Records contained in a dataset:
────────────────────

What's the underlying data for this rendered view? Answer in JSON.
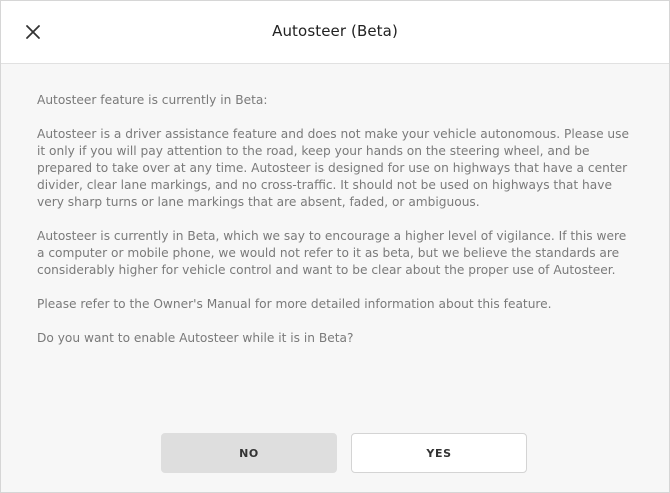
{
  "dialog": {
    "title": "Autosteer (Beta)",
    "close_icon": "close-icon"
  },
  "content": {
    "paragraphs": [
      "Autosteer feature is currently in Beta:",
      "Autosteer is a driver assistance feature and does not make your vehicle autonomous. Please use it only if you will pay attention to the road, keep your hands on the steering wheel, and be prepared to take over at any time. Autosteer is designed for use on highways that have a center divider, clear lane markings, and no cross-traffic. It should not be used on highways that have very sharp turns or lane markings that are absent, faded, or ambiguous.",
      "Autosteer is currently in Beta, which we say to encourage a higher level of vigilance. If this were a computer or mobile phone, we would not refer to it as beta, but we believe the standards are considerably higher for vehicle control and want to be clear about the proper use of Autosteer.",
      "Please refer to the Owner's Manual for more detailed information about this feature.",
      "Do you want to enable Autosteer while it is in Beta?"
    ]
  },
  "buttons": {
    "no_label": "NO",
    "yes_label": "YES"
  },
  "colors": {
    "body_text": "#7a7a7a",
    "title_text": "#222222",
    "no_button_bg": "#dedede",
    "yes_button_bg": "#ffffff"
  }
}
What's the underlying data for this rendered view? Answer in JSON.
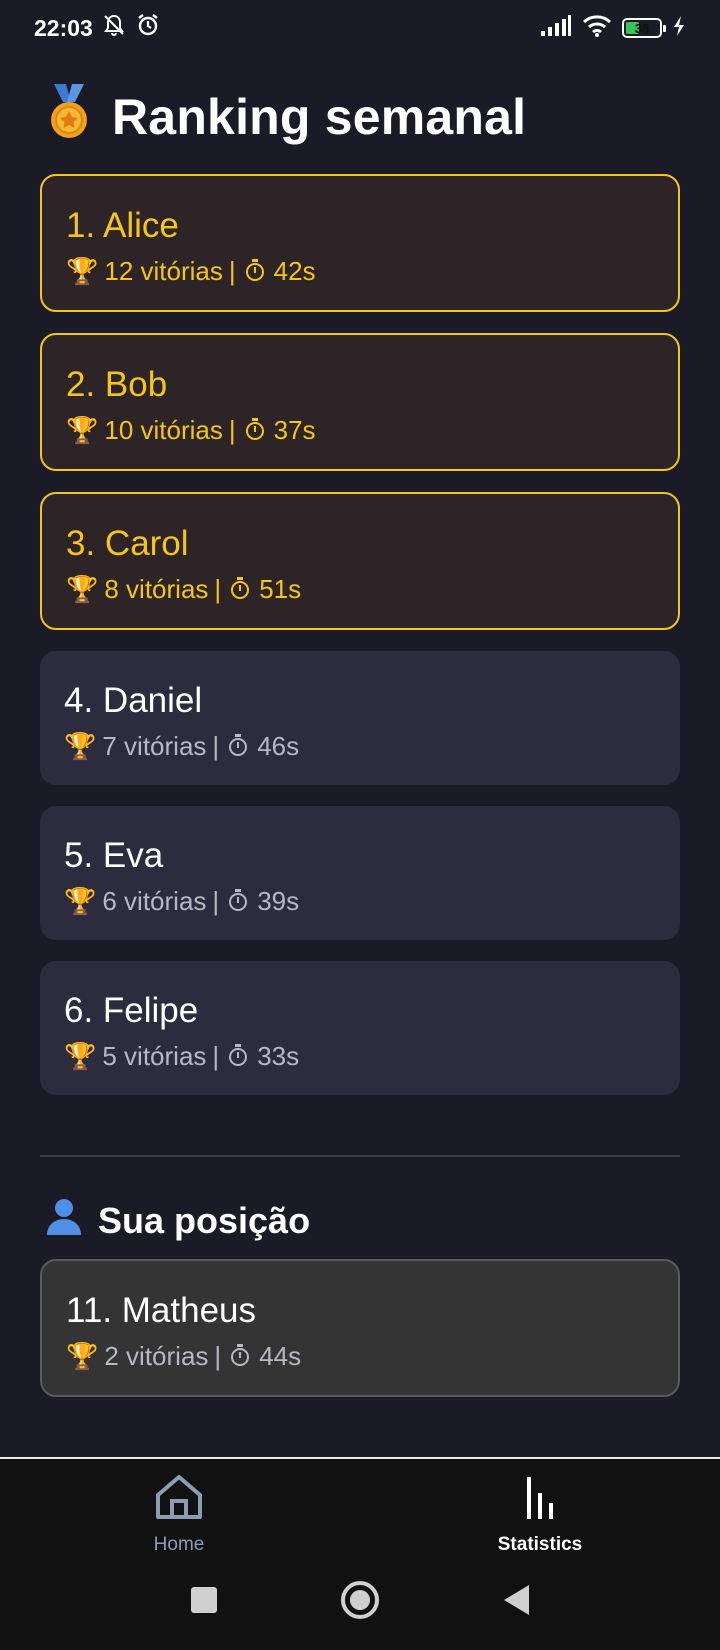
{
  "status_bar": {
    "time": "22:03",
    "battery": "38",
    "icons": [
      "mute-notifications-icon",
      "alarm-icon",
      "signal-icon",
      "wifi-icon",
      "battery-icon",
      "charging-icon"
    ]
  },
  "header": {
    "icon": "medal",
    "title": "Ranking semanal"
  },
  "ranking": [
    {
      "name": "1. Alice",
      "wins": "12 vitórias",
      "time": "42s",
      "highlight": true
    },
    {
      "name": "2. Bob",
      "wins": "10 vitórias",
      "time": "37s",
      "highlight": true
    },
    {
      "name": "3. Carol",
      "wins": "8 vitórias",
      "time": "51s",
      "highlight": true
    },
    {
      "name": "4. Daniel",
      "wins": "7 vitórias",
      "time": "46s",
      "highlight": false
    },
    {
      "name": "5. Eva",
      "wins": "6 vitórias",
      "time": "39s",
      "highlight": false
    },
    {
      "name": "6. Felipe",
      "wins": "5 vitórias",
      "time": "33s",
      "highlight": false
    }
  ],
  "my_position": {
    "title": "Sua posição",
    "name": "11. Matheus",
    "wins": "2 vitórias",
    "time": "44s"
  },
  "separator": "|",
  "bottom_nav": {
    "items": [
      {
        "label": "Home",
        "icon": "home-icon",
        "active": false
      },
      {
        "label": "Statistics",
        "icon": "bar-chart-icon",
        "active": true
      }
    ]
  },
  "colors": {
    "background": "#1b1b27",
    "gold": "#f5c518",
    "card": "#2c2c3e",
    "card_top": "#2c2426"
  }
}
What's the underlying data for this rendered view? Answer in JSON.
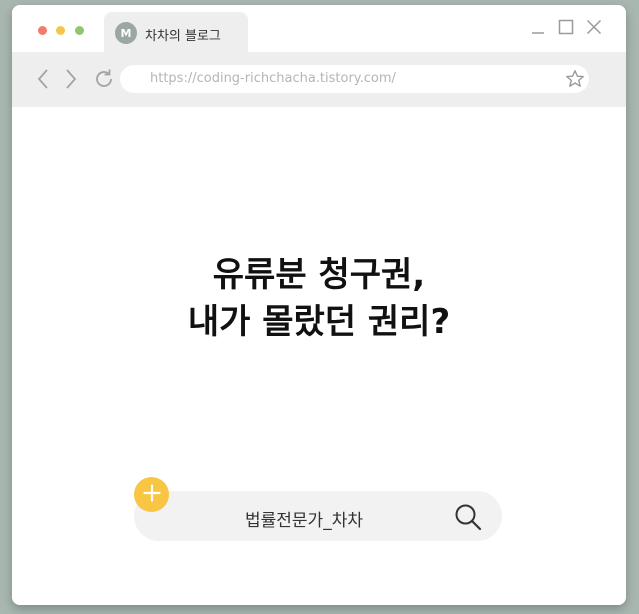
{
  "tab": {
    "avatar_letter": "M",
    "title": "차차의 블로그"
  },
  "address_bar": {
    "url": "https://coding-richchacha.tistory.com/"
  },
  "icons": {
    "window_dots": [
      "close-dot",
      "minimize-dot",
      "maximize-dot"
    ],
    "window_controls": [
      "minimize-icon",
      "maximize-icon",
      "close-icon"
    ],
    "navigation": [
      "back-icon",
      "forward-icon",
      "reload-icon"
    ],
    "address_bar": [
      "star-icon"
    ],
    "search": [
      "search-icon"
    ],
    "plus": [
      "plus-icon"
    ]
  },
  "colors": {
    "dot_red": "#f17c68",
    "dot_yellow": "#f5c54c",
    "dot_green": "#93c66b",
    "accent_yellow": "#f8c642",
    "background": "#a9b7b1"
  },
  "main": {
    "headline_line1": "유류분 청구권,",
    "headline_line2": "내가 몰랐던 권리?"
  },
  "search": {
    "label": "법률전문가_차차"
  }
}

────────────────────

GIVEN TASK
Copy every record above exactly, leaving out any pictures.

ANSWER TO THIS PROBLEM
What's the underlying data for this rendered view? Answer in JSON.
{
  "dialog": {
    "title": "Autosteer (Beta)",
    "close_icon": "close-icon"
  },
  "content": {
    "paragraphs": [
      "Autosteer feature is currently in Beta:",
      "Autosteer is a driver assistance feature and does not make your vehicle autonomous. Please use it only if you will pay attention to the road, keep your hands on the steering wheel, and be prepared to take over at any time. Autosteer is designed for use on highways that have a center divider, clear lane markings, and no cross-traffic. It should not be used on highways that have very sharp turns or lane markings that are absent, faded, or ambiguous.",
      "Autosteer is currently in Beta, which we say to encourage a higher level of vigilance. If this were a computer or mobile phone, we would not refer to it as beta, but we believe the standards are considerably higher for vehicle control and want to be clear about the proper use of Autosteer.",
      "Please refer to the Owner's Manual for more detailed information about this feature.",
      "Do you want to enable Autosteer while it is in Beta?"
    ]
  },
  "buttons": {
    "no_label": "NO",
    "yes_label": "YES"
  },
  "colors": {
    "body_text": "#7a7a7a",
    "title_text": "#222222",
    "no_button_bg": "#dedede",
    "yes_button_bg": "#ffffff"
  }
}
What's the underlying data for this rendered view? Answer in JSON.
{
  "status_bar": {
    "time": "22:03",
    "battery": "38",
    "icons": [
      "mute-notifications-icon",
      "alarm-icon",
      "signal-icon",
      "wifi-icon",
      "battery-icon",
      "charging-icon"
    ]
  },
  "header": {
    "icon": "medal",
    "title": "Ranking semanal"
  },
  "ranking": [
    {
      "name": "1. Alice",
      "wins": "12 vitórias",
      "time": "42s",
      "highlight": true
    },
    {
      "name": "2. Bob",
      "wins": "10 vitórias",
      "time": "37s",
      "highlight": true
    },
    {
      "name": "3. Carol",
      "wins": "8 vitórias",
      "time": "51s",
      "highlight": true
    },
    {
      "name": "4. Daniel",
      "wins": "7 vitórias",
      "time": "46s",
      "highlight": false
    },
    {
      "name": "5. Eva",
      "wins": "6 vitórias",
      "time": "39s",
      "highlight": false
    },
    {
      "name": "6. Felipe",
      "wins": "5 vitórias",
      "time": "33s",
      "highlight": false
    }
  ],
  "my_position": {
    "title": "Sua posição",
    "name": "11. Matheus",
    "wins": "2 vitórias",
    "time": "44s"
  },
  "separator": "|",
  "bottom_nav": {
    "items": [
      {
        "label": "Home",
        "icon": "home-icon",
        "active": false
      },
      {
        "label": "Statistics",
        "icon": "bar-chart-icon",
        "active": true
      }
    ]
  },
  "colors": {
    "background": "#1b1b27",
    "gold": "#f5c518",
    "card": "#2c2c3e",
    "card_top": "#2c2426"
  }
}
What's the underlying data for this rendered view? Answer in JSON.
{
  "tab": {
    "avatar_letter": "M",
    "title": "차차의 블로그"
  },
  "address_bar": {
    "url": "https://coding-richchacha.tistory.com/"
  },
  "icons": {
    "window_dots": [
      "close-dot",
      "minimize-dot",
      "maximize-dot"
    ],
    "window_controls": [
      "minimize-icon",
      "maximize-icon",
      "close-icon"
    ],
    "navigation": [
      "back-icon",
      "forward-icon",
      "reload-icon"
    ],
    "address_bar": [
      "star-icon"
    ],
    "search": [
      "search-icon"
    ],
    "plus": [
      "plus-icon"
    ]
  },
  "colors": {
    "dot_red": "#f17c68",
    "dot_yellow": "#f5c54c",
    "dot_green": "#93c66b",
    "accent_yellow": "#f8c642",
    "background": "#a9b7b1"
  },
  "main": {
    "headline_line1": "유류분 청구권,",
    "headline_line2": "내가 몰랐던 권리?"
  },
  "search": {
    "label": "법률전문가_차차"
  }
}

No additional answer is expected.